REQUIREMENT 1:
In the listing below, copy the lines from the one with "Bar (331, 104, 337, 231)" up to and including the one with "Bar (303, 92, 309, 231)", keeping them exactly the same.

TEXT EXTRACT:
The first step is to establish connections with our data sources (databases, data warehouse, etc.). Feast requires it's [data sources](https://github.com/feast-dev/feast/blob/master/sdk/python/feast/data_source.py) to either come from a file ([Parquet](https://databricks.com/glossary/what-is-parquet)), data warehouse ([BigQuery](https://cloud.google.com/bigquery)) or data stream ([Kafka](https://kafka.apache.org/) / [Kinesis](https://aws.amazon.com/kinesis/)). We'll convert our generated features file from the DataOps pipeline (`features.json`) into a Parquet file, which is a column-major data format that allows fast feature retrieval and caching benefits (contrary to row-major data formats such as CSV where we have to traverse every single row to collect feature values).

In [4]:
import os
import json
import pandas as pd
from pathlib import Path
from urllib.request import urlopen

In [5]:
# Load labeled projects
projects = pd.read_csv("https://raw.githubusercontent.com/GokuMohandas/Made-With-ML/main/datasets/projects.csv")
tags = pd.read_csv("https://raw.githubusercontent.com/GokuMohandas/Made-With-ML/main/datasets/tags.csv")
# df = pd.merge(projects, tags, on="id")
df = pd.merge(projects, tags, left_index=True, right_index=True)
df["text"] = df.title + " " + df.description
df.drop(["title", "description"], axis=1, inplace=True)
df.head(5)

Unnamed: 0,id,created_on,tag,text
0,6,2020-02-20 06:43:18,computer-vision,Comparison between YOLO and RCNN on real world...
1,7,2020-02-20 06:47:21,computer-vision,"Show, Infer & Tell: Contextual Inference for C..."
2,9,2020-02-24 16:24:45,graph-learning,Awesome Graph Classification A collection of i...
3,15,2020-02-28 23:55:26,reinforcement-learning,Awesome Monte Carlo Tree Search A curated list...
4,25,2020-03-07 23:04:31,graph-learning,"AttentionWalk A PyTorch Implementation of ""Wat..."


In [6]:
# Format timestamp
df.created_on = pd.to_datetime(df.created_on)

REQUIREMENT 2:
In the Feast text, what format will the generated features file be turned into?

[Element box annotations]

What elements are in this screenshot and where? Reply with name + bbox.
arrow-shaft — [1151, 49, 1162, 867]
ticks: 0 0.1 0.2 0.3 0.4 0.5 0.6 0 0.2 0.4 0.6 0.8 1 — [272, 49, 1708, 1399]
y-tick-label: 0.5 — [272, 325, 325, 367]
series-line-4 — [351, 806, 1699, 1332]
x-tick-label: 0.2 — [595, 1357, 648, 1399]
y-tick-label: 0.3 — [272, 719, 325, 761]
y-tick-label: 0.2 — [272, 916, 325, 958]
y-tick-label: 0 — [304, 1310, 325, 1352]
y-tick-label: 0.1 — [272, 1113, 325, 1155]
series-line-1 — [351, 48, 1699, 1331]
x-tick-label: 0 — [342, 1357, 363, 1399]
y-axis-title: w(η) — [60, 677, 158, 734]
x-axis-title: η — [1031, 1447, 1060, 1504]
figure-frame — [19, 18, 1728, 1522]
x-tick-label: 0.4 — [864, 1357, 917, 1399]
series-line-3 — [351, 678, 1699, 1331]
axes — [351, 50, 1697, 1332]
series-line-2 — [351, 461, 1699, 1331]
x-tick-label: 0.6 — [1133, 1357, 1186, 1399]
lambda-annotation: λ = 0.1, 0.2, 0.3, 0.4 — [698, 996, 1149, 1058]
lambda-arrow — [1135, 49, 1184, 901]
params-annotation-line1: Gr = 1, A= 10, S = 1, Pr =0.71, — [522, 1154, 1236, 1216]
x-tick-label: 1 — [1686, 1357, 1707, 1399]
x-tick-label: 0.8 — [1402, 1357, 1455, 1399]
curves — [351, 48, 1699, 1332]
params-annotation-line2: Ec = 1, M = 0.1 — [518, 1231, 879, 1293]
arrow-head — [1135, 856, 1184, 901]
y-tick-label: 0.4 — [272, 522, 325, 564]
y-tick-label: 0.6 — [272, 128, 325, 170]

==

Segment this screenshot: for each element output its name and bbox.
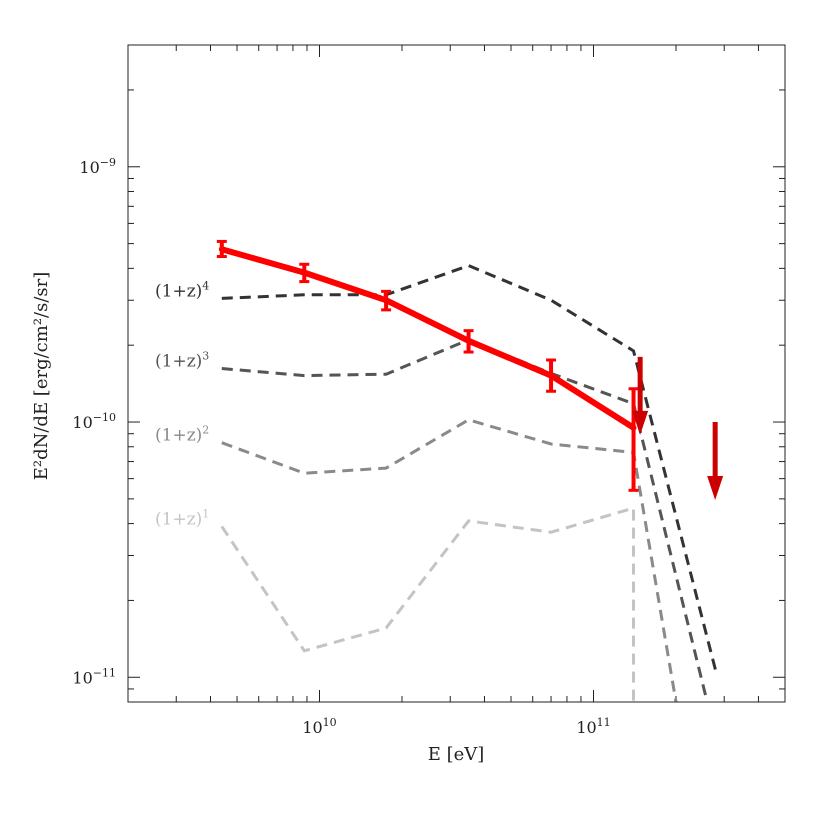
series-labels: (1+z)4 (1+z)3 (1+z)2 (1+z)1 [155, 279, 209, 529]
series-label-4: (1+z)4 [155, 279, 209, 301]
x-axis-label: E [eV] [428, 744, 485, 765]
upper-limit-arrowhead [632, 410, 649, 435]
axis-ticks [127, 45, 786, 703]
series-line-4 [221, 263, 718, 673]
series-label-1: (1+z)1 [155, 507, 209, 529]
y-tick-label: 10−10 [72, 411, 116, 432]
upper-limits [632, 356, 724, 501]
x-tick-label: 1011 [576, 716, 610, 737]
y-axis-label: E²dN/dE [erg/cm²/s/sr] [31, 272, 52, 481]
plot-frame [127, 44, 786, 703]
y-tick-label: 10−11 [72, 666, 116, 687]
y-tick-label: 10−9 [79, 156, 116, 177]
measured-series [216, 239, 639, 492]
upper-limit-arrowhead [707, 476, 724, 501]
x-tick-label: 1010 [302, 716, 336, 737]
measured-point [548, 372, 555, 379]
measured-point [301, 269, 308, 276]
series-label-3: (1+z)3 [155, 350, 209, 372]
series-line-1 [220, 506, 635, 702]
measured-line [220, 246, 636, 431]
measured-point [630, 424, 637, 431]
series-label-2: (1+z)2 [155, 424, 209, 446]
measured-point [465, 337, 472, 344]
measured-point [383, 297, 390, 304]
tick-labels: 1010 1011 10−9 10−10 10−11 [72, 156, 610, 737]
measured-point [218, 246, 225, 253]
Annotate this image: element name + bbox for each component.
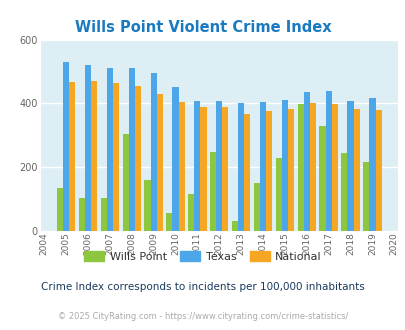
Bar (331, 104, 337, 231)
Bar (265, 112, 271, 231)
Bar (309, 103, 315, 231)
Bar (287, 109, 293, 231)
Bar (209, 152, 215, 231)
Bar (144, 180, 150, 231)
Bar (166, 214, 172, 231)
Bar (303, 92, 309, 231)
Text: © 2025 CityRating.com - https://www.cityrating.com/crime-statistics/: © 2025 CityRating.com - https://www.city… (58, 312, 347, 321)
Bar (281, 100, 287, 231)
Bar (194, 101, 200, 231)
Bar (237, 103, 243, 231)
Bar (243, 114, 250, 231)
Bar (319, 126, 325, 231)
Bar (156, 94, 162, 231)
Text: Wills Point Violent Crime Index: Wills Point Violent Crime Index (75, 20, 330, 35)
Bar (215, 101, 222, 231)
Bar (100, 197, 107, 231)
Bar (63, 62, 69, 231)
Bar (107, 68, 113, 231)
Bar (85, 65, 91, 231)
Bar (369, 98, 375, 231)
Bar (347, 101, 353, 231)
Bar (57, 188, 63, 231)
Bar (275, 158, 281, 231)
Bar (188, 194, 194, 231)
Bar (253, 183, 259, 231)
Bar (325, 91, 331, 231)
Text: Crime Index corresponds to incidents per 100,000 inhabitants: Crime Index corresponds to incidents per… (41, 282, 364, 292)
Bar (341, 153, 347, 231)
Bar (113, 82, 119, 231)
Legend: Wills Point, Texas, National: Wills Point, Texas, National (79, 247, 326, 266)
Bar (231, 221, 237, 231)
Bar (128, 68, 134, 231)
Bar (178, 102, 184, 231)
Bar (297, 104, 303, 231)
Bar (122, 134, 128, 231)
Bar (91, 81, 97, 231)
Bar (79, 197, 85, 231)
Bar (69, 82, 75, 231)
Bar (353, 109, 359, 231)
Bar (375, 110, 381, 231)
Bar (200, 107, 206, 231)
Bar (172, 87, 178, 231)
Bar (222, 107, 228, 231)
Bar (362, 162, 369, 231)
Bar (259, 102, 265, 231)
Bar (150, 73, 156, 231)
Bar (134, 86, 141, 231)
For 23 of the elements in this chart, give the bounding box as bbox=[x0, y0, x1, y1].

FULL SOLUTION 1:
Bar (331, 104, 337, 231)
Bar (265, 112, 271, 231)
Bar (309, 103, 315, 231)
Bar (287, 109, 293, 231)
Bar (209, 152, 215, 231)
Bar (144, 180, 150, 231)
Bar (166, 214, 172, 231)
Bar (303, 92, 309, 231)

FULL SOLUTION 2:
A Parquet file.